++++ Document extract

Hub Centric or Lug Centric

Hi,

Can one of our gurus confirm whether NA wheels are hub centric or lug centric?

Thnx!

They are lug centric even though they have a sized bore. The conical seat on the nut centres the wheel to the stud. Effectively every wheel that bolts on is this as even if you have a sized spigot it is the clamping friction through the force applied by the fixings that holds the wheel in place. The Load does not go through the spigot even with commercial vehicles using washer face nuts.  

This is something I wrote on MX-5 Nutz a while ago. It is not answering this question as asked, but the principal is exactly the same. 

Are we on to this again?
For the mechanically inept there is a nice diagram on the VOSA website differentiating the different types of wheel fixing. 

For those that still believe that the centre spigot is there to take dynamic load consider this, there is a clearance between the outer diameter of the spigot and the inner diameter of the ring, just as there is on the out side diameter of the ring to the wheel just like there is on the studs to the wheel. OK it is smaller, but a clearance or gap in non engineering terms, none the less. 
For that spigot to take load, the weight of the car, the car is going to push downwards through its weight, through the suspension and hubs, through the spigot on the hub, that would push the the spigot to the bottom of the spigot ring and in turn the spigot ring to the bottom of the diameter in the wheel. Just like standing a 10p and a 2p upright together on a table you have a gap at the top.

++++++++

### Exercise objective:
Reproduce the part of the forum thread on hub-centric and lug-centric wheels starting at "Are we on to" and ending at "none the less.". The records after this point can be left aside.

++++ Data records

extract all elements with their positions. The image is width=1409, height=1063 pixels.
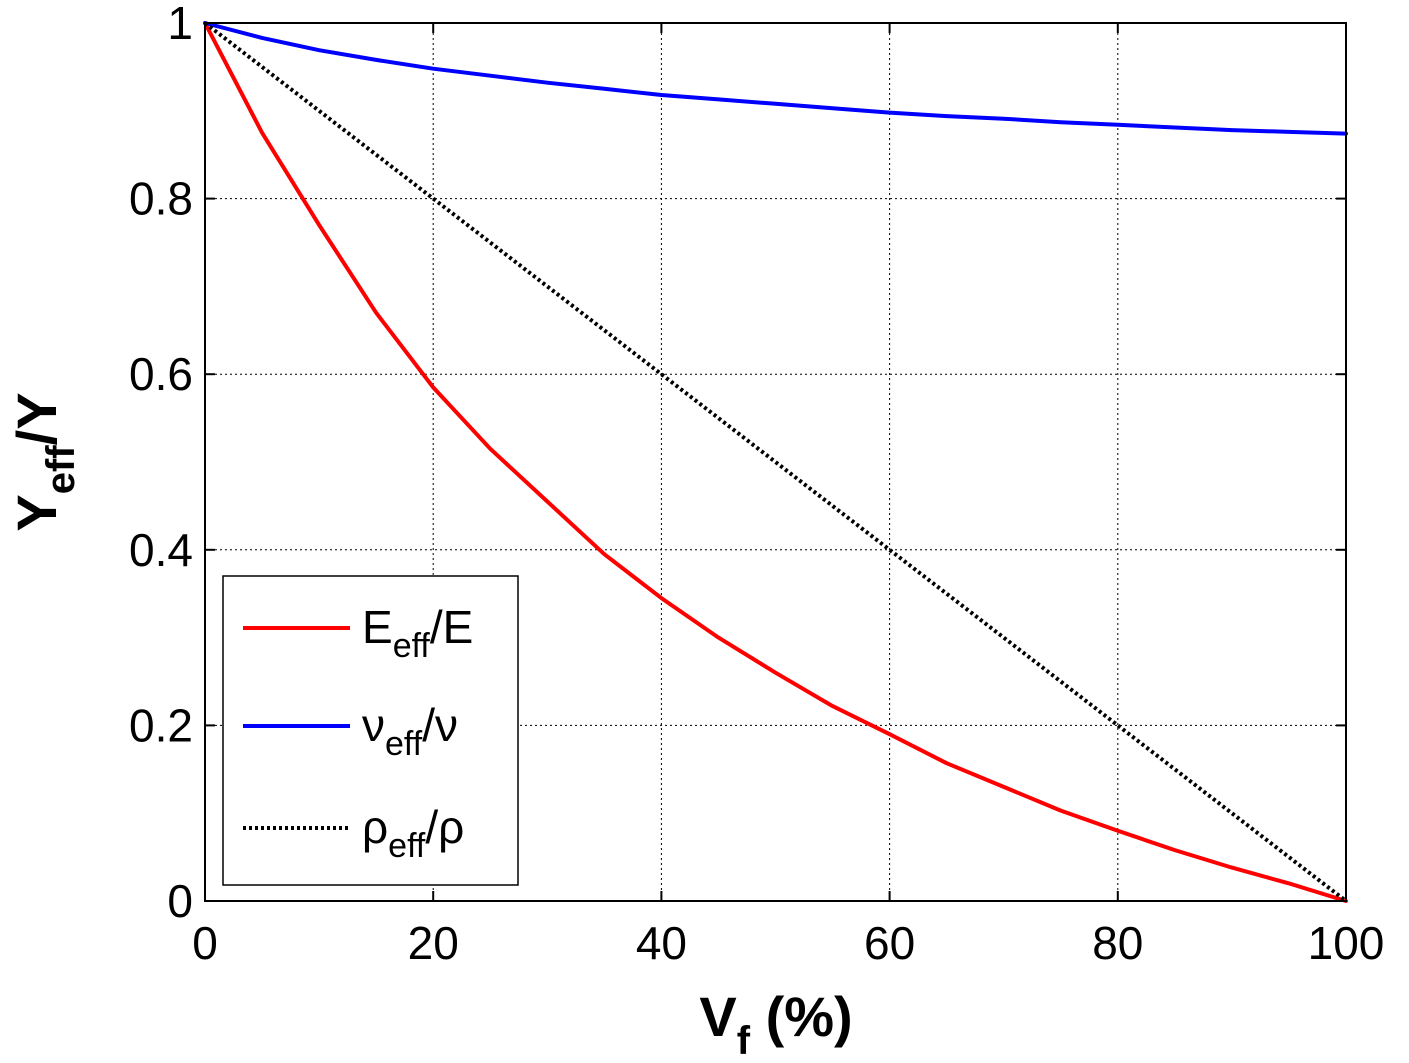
y-axis-label-main: Y — [5, 494, 68, 531]
y-tick-label: 0.2 — [129, 699, 193, 751]
x-tick-label: 80 — [1092, 917, 1143, 969]
x-axis-label-rest: (%) — [750, 985, 853, 1048]
x-axis-label-sub: f — [737, 1019, 751, 1063]
ticks: 0 20 40 60 80 100 0 0.2 0.4 0.6 0.8 1 — [129, 0, 1384, 969]
grid — [205, 23, 1346, 901]
x-tick-label: 0 — [192, 917, 218, 969]
x-tick-label: 20 — [408, 917, 459, 969]
series-line-1 — [203, 21, 1348, 136]
legend-label-e: Eeff/E — [362, 601, 473, 665]
legend-label-rho: ρeff/ρ — [362, 801, 464, 865]
x-axis-label-main: V — [699, 985, 736, 1048]
plot-frame — [204, 22, 1347, 902]
x-tick-label: 40 — [636, 917, 687, 969]
y-tick-label: 0.6 — [129, 348, 193, 400]
x-axis-label: Vf (%) — [699, 985, 852, 1063]
series-line-0 — [203, 21, 1348, 903]
y-tick-label: 0 — [167, 875, 193, 927]
y-axis-label-sub: eff — [39, 445, 83, 495]
legend-label-nu: νeff/ν — [362, 699, 458, 763]
series-lines — [203, 21, 1348, 903]
y-axis-label: Yeff/Y — [5, 392, 83, 531]
y-axis-label-rest: /Y — [5, 392, 68, 445]
y-tick-label: 1 — [167, 0, 193, 49]
y-tick-label: 0.4 — [129, 524, 193, 576]
x-tick-label: 60 — [864, 917, 915, 969]
legend: Eeff/E νeff/ν ρeff/ρ — [222, 575, 519, 886]
x-tick-label: 100 — [1308, 917, 1385, 969]
y-tick-label: 0.8 — [129, 173, 193, 225]
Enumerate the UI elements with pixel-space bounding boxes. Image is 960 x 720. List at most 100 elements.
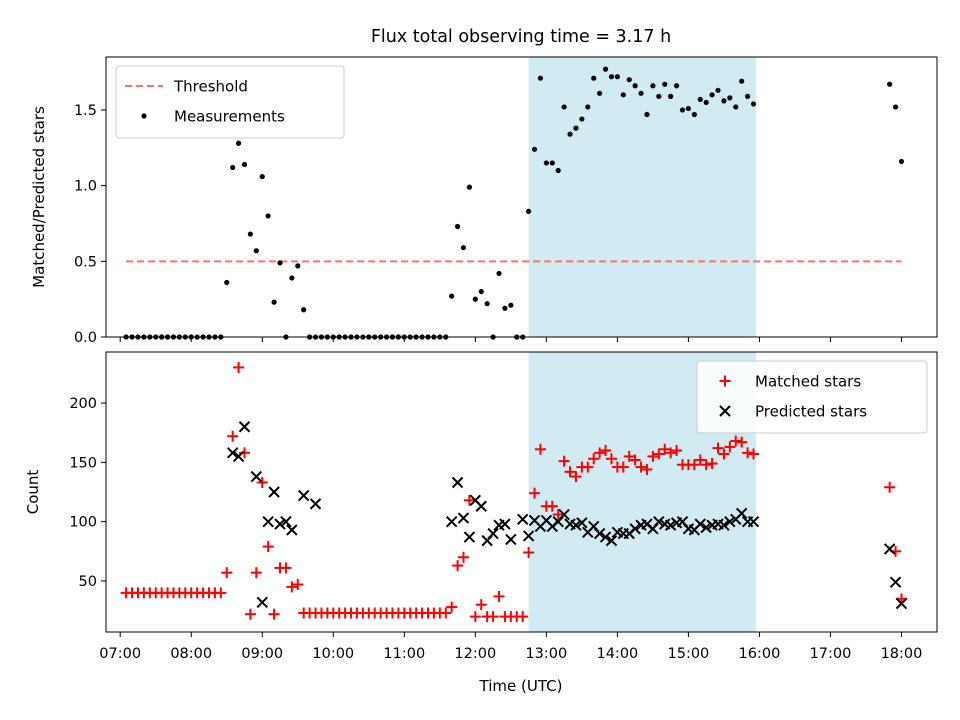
x-b — [641, 518, 653, 530]
measurement-point — [247, 231, 254, 237]
measurement-point — [614, 74, 620, 80]
measurement-point — [709, 92, 715, 98]
predicted-star-point — [629, 523, 641, 535]
measurement-point — [235, 140, 242, 146]
measurement-point — [460, 245, 467, 251]
x-b — [676, 515, 689, 528]
predicted-star-point — [297, 489, 310, 502]
matched-star-point — [286, 581, 298, 593]
predicted-star-point — [653, 515, 665, 528]
x-b — [664, 519, 677, 531]
matched-star-point — [227, 430, 239, 442]
x-b — [280, 515, 292, 528]
matched-star-point — [694, 454, 706, 466]
measurement-point — [502, 305, 508, 311]
top-y-tick-label: 1.0 — [74, 179, 97, 195]
legend-frame — [696, 360, 928, 434]
x-b — [286, 524, 298, 536]
matched-star-point — [215, 587, 227, 599]
matched-star-point — [280, 562, 292, 574]
predicted-star-point — [286, 524, 298, 536]
x-axis-label: Time (UTC) — [479, 677, 563, 695]
x-b — [718, 519, 730, 531]
predicted-star-point — [457, 512, 470, 524]
predicted-star-point — [718, 519, 730, 531]
x-b — [605, 534, 618, 547]
matched-star-point — [250, 567, 262, 579]
measurement-point — [543, 160, 549, 166]
x-tick-label: 07:00 — [99, 646, 141, 662]
legend-measurement-swatch — [141, 113, 147, 119]
x-b — [611, 526, 624, 539]
measurement-point — [650, 83, 656, 89]
matched-star-point — [463, 494, 475, 506]
predicted-star-point — [576, 517, 588, 529]
matched-star-point — [884, 481, 896, 493]
matched-star-point — [588, 453, 600, 465]
matched-star-point — [487, 611, 499, 623]
matched-star-point — [653, 448, 665, 460]
matched-star-point — [546, 500, 558, 512]
measurement-point — [295, 263, 301, 269]
measurement-point — [750, 101, 757, 107]
measurement-point — [289, 275, 295, 281]
legend-frame — [115, 65, 345, 139]
matched-star-point — [671, 444, 683, 456]
top-y-axis-label: Matched/Predicted stars — [30, 106, 48, 288]
measurement-point — [739, 78, 745, 84]
matched-star-point — [659, 443, 671, 455]
predicted-star-point — [445, 515, 458, 528]
x-b — [659, 518, 671, 530]
predicted-star-point — [256, 596, 268, 609]
x-tick-label: 15:00 — [668, 646, 710, 662]
x-b — [487, 527, 499, 540]
measurement-point — [472, 296, 478, 302]
measurement-point — [685, 105, 692, 112]
matched-star-point — [475, 599, 487, 611]
bottom-series-predicted-stars — [226, 421, 908, 610]
measurement-point — [591, 75, 597, 81]
measurement-point — [898, 158, 905, 165]
top-y-tick-label: 0.0 — [74, 330, 97, 346]
matched-star-point — [262, 541, 274, 553]
measurement-point — [602, 66, 609, 72]
x-tick-label: 16:00 — [739, 646, 781, 662]
matched-star-point — [617, 461, 629, 473]
predicted-star-point — [268, 486, 280, 498]
matched-star-point — [493, 590, 505, 602]
matched-star-point — [730, 435, 742, 447]
legend-entry-label: Measurements — [174, 108, 285, 126]
measurement-point — [656, 93, 662, 99]
matched-star-point — [688, 459, 700, 471]
x-tick-label: 14:00 — [596, 646, 638, 662]
x-tick-label: 13:00 — [525, 646, 567, 662]
top-legend: Threshold Measurements — [115, 65, 345, 139]
x-tick-label: 18:00 — [881, 646, 923, 662]
predicted-star-point — [889, 576, 902, 588]
predicted-star-point — [516, 513, 529, 525]
measurement-point — [526, 208, 532, 214]
predicted-star-point — [451, 476, 464, 489]
matched-star-point — [256, 477, 268, 489]
x-b — [451, 476, 464, 489]
predicted-star-point — [499, 518, 511, 530]
matched-star-point — [736, 436, 748, 448]
measurement-point — [508, 302, 514, 308]
x-b — [469, 494, 482, 507]
x-b — [576, 517, 588, 529]
measurement-point — [892, 104, 899, 110]
measurement-point — [454, 223, 461, 230]
bottom-y-axis-label: Count — [24, 470, 42, 515]
predicted-star-point — [250, 470, 263, 483]
predicted-star-point — [599, 531, 612, 543]
matched-star-point — [469, 611, 481, 623]
matched-star-point — [564, 466, 576, 478]
bottom-axes-frame — [105, 351, 938, 633]
measurement-point — [733, 104, 739, 110]
chart-title: Flux total observing time = 3.17 h — [371, 27, 671, 47]
predicted-star-point — [883, 543, 896, 555]
matched-star-point — [629, 454, 641, 466]
x-b — [238, 421, 251, 433]
measurement-point — [567, 131, 573, 137]
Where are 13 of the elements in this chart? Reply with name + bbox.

++++++++

### Exercise answer:
Are we on to this again?
For the mechanically inept there is a nice diagram on the VOSA website differentiating the different types of wheel fixing. 

For those that still believe that the centre spigot is there to take dynamic load consider this, there is a clearance between the outer diameter of the spigot and the inner diameter of the ring, just as there is on the out side diameter of the ring to the wheel just like there is on the studs to the wheel. OK it is smaller, but a clearance or gap in non engineering terms, none the less.